**AVAILABLE RECORDS:**
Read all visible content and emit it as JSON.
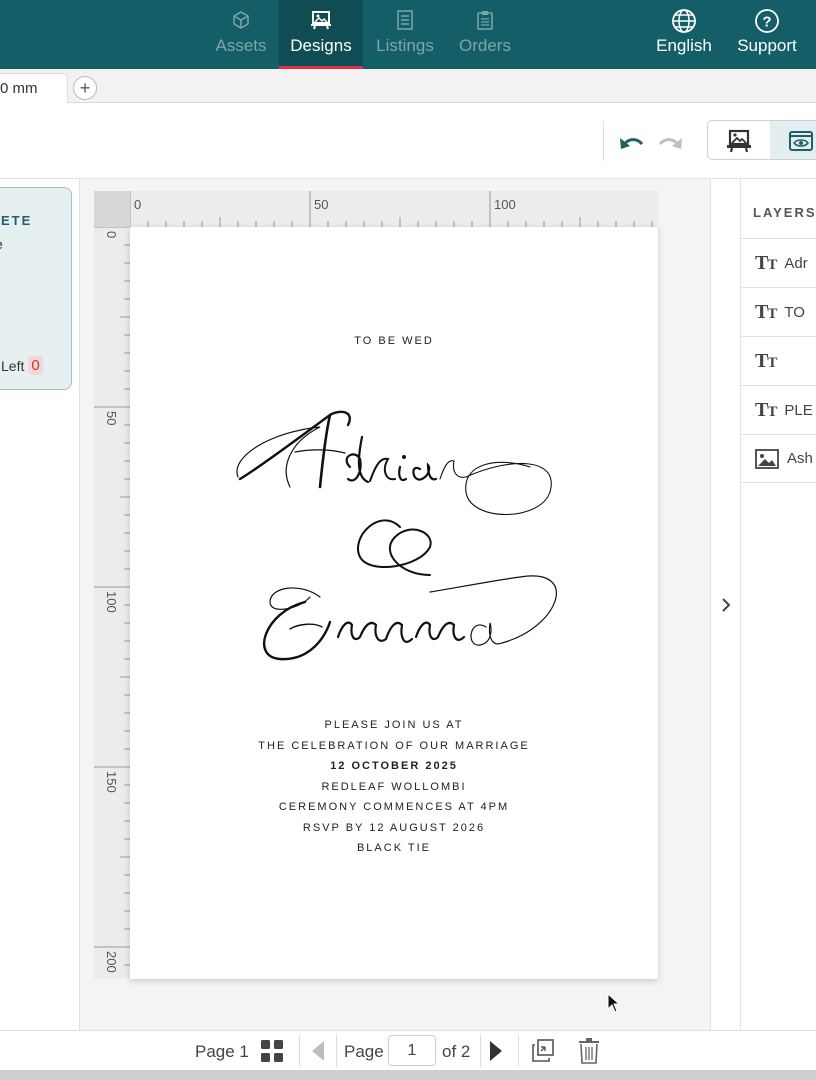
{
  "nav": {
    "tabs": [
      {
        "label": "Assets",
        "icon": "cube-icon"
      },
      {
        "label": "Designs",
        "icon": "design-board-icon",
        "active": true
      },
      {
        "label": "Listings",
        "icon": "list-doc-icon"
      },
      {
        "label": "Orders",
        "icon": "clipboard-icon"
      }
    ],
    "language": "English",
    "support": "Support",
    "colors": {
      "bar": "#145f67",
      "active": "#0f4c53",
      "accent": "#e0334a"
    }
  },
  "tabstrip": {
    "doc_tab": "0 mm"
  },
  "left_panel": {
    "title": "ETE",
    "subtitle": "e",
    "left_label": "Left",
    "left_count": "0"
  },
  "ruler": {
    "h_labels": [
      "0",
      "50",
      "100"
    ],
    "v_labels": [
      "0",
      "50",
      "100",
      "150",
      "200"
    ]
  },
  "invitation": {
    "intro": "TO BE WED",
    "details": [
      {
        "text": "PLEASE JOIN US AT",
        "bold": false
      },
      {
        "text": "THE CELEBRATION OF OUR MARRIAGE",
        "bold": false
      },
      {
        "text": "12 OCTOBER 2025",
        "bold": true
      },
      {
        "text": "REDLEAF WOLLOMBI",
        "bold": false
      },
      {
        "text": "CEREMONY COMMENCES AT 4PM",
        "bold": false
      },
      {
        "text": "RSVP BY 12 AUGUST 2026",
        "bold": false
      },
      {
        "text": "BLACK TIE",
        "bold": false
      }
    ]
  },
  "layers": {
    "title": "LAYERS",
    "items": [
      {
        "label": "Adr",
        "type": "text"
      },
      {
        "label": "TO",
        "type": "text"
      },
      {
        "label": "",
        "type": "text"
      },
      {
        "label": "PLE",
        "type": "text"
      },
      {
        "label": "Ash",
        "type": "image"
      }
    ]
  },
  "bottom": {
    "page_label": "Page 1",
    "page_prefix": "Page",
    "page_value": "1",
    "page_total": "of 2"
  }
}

**EXERCISE REQUIREMENTS:**
Retype all the records shown above, character for character. Omit every picture.

**RESULT FOR THIS TASK:**
Read all visible content and emit it as JSON.
{
  "nav": {
    "tabs": [
      {
        "label": "Assets",
        "icon": "cube-icon"
      },
      {
        "label": "Designs",
        "icon": "design-board-icon",
        "active": true
      },
      {
        "label": "Listings",
        "icon": "list-doc-icon"
      },
      {
        "label": "Orders",
        "icon": "clipboard-icon"
      }
    ],
    "language": "English",
    "support": "Support",
    "colors": {
      "bar": "#145f67",
      "active": "#0f4c53",
      "accent": "#e0334a"
    }
  },
  "tabstrip": {
    "doc_tab": "0 mm"
  },
  "left_panel": {
    "title": "ETE",
    "subtitle": "e",
    "left_label": "Left",
    "left_count": "0"
  },
  "ruler": {
    "h_labels": [
      "0",
      "50",
      "100"
    ],
    "v_labels": [
      "0",
      "50",
      "100",
      "150",
      "200"
    ]
  },
  "invitation": {
    "intro": "TO BE WED",
    "details": [
      {
        "text": "PLEASE JOIN US AT",
        "bold": false
      },
      {
        "text": "THE CELEBRATION OF OUR MARRIAGE",
        "bold": false
      },
      {
        "text": "12 OCTOBER 2025",
        "bold": true
      },
      {
        "text": "REDLEAF WOLLOMBI",
        "bold": false
      },
      {
        "text": "CEREMONY COMMENCES AT 4PM",
        "bold": false
      },
      {
        "text": "RSVP BY 12 AUGUST 2026",
        "bold": false
      },
      {
        "text": "BLACK TIE",
        "bold": false
      }
    ]
  },
  "layers": {
    "title": "LAYERS",
    "items": [
      {
        "label": "Adr",
        "type": "text"
      },
      {
        "label": "TO",
        "type": "text"
      },
      {
        "label": "",
        "type": "text"
      },
      {
        "label": "PLE",
        "type": "text"
      },
      {
        "label": "Ash",
        "type": "image"
      }
    ]
  },
  "bottom": {
    "page_label": "Page 1",
    "page_prefix": "Page",
    "page_value": "1",
    "page_total": "of 2"
  }
}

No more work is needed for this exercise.